What to work on — Pictures aside, quote the whole listing exactly.

>> BEGIN Exercise material

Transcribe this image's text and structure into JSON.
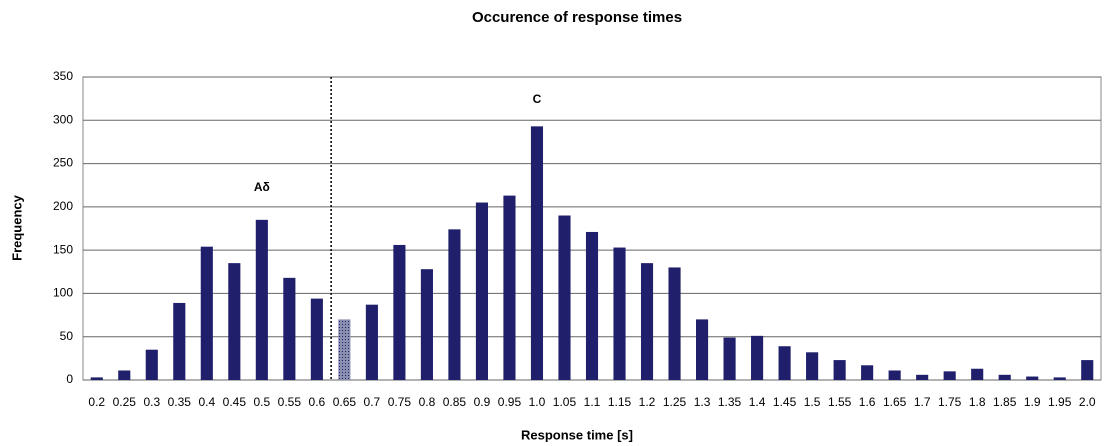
{
  "chart_data": {
    "type": "bar",
    "title": "Occurence of response times",
    "x_label": "Response time [s]",
    "y_label": "Frequency",
    "categories": [
      "0.2",
      "0.25",
      "0.3",
      "0.35",
      "0.4",
      "0.45",
      "0.5",
      "0.55",
      "0.6",
      "0.65",
      "0.7",
      "0.75",
      "0.8",
      "0.85",
      "0.9",
      "0.95",
      "1.0",
      "1.05",
      "1.1",
      "1.15",
      "1.2",
      "1.25",
      "1.3",
      "1.35",
      "1.4",
      "1.45",
      "1.5",
      "1.55",
      "1.6",
      "1.65",
      "1.7",
      "1.75",
      "1.8",
      "1.85",
      "1.9",
      "1.95",
      "2.0"
    ],
    "values": [
      3,
      11,
      35,
      89,
      154,
      135,
      185,
      118,
      94,
      70,
      87,
      156,
      128,
      174,
      205,
      213,
      293,
      190,
      171,
      153,
      135,
      130,
      70,
      49,
      51,
      39,
      32,
      23,
      17,
      11,
      6,
      10,
      13,
      6,
      4,
      3,
      23
    ],
    "color": "#1f1f6b",
    "ylim": [
      0,
      350
    ],
    "yticks": [
      0,
      50,
      100,
      150,
      200,
      250,
      300,
      350
    ],
    "grid": true,
    "annotations": [
      "Aδ",
      "C"
    ]
  }
}
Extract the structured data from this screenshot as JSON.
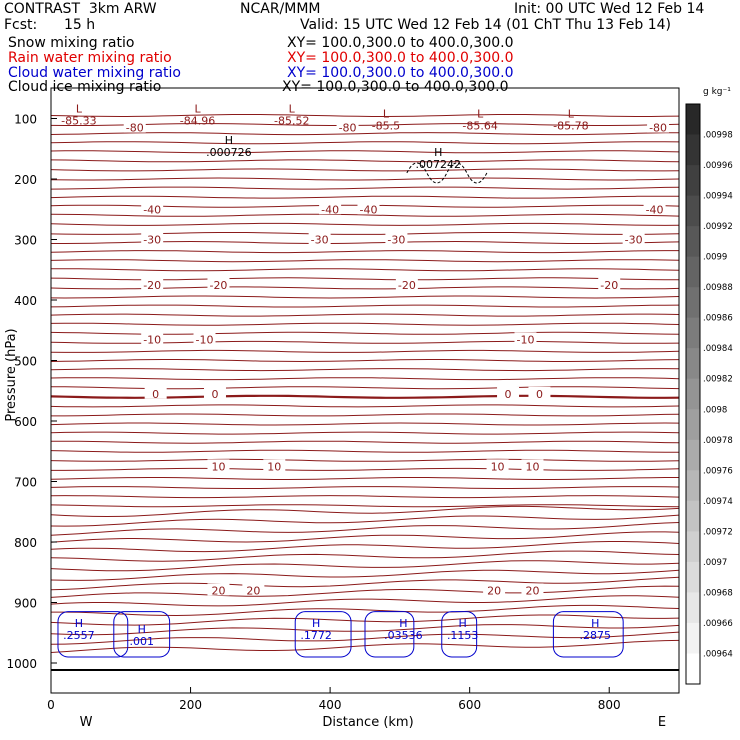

>> END Exercise material

Task result —
Transcribe this image's text and structure into JSON.
{
  "chart_data": {
    "type": "bar",
    "title": "Occurence of response times",
    "x_label": "Response time [s]",
    "y_label": "Frequency",
    "categories": [
      "0.2",
      "0.25",
      "0.3",
      "0.35",
      "0.4",
      "0.45",
      "0.5",
      "0.55",
      "0.6",
      "0.65",
      "0.7",
      "0.75",
      "0.8",
      "0.85",
      "0.9",
      "0.95",
      "1.0",
      "1.05",
      "1.1",
      "1.15",
      "1.2",
      "1.25",
      "1.3",
      "1.35",
      "1.4",
      "1.45",
      "1.5",
      "1.55",
      "1.6",
      "1.65",
      "1.7",
      "1.75",
      "1.8",
      "1.85",
      "1.9",
      "1.95",
      "2.0"
    ],
    "values": [
      3,
      11,
      35,
      89,
      154,
      135,
      185,
      118,
      94,
      70,
      87,
      156,
      128,
      174,
      205,
      213,
      293,
      190,
      171,
      153,
      135,
      130,
      70,
      49,
      51,
      39,
      32,
      23,
      17,
      11,
      6,
      10,
      13,
      6,
      4,
      3,
      23
    ],
    "color": "#1f1f6b",
    "ylim": [
      0,
      350
    ],
    "yticks": [
      0,
      50,
      100,
      150,
      200,
      250,
      300,
      350
    ],
    "grid": true,
    "annotations": [
      "Aδ",
      "C"
    ]
  }
}
Extract the structured data from this screenshot as JSON.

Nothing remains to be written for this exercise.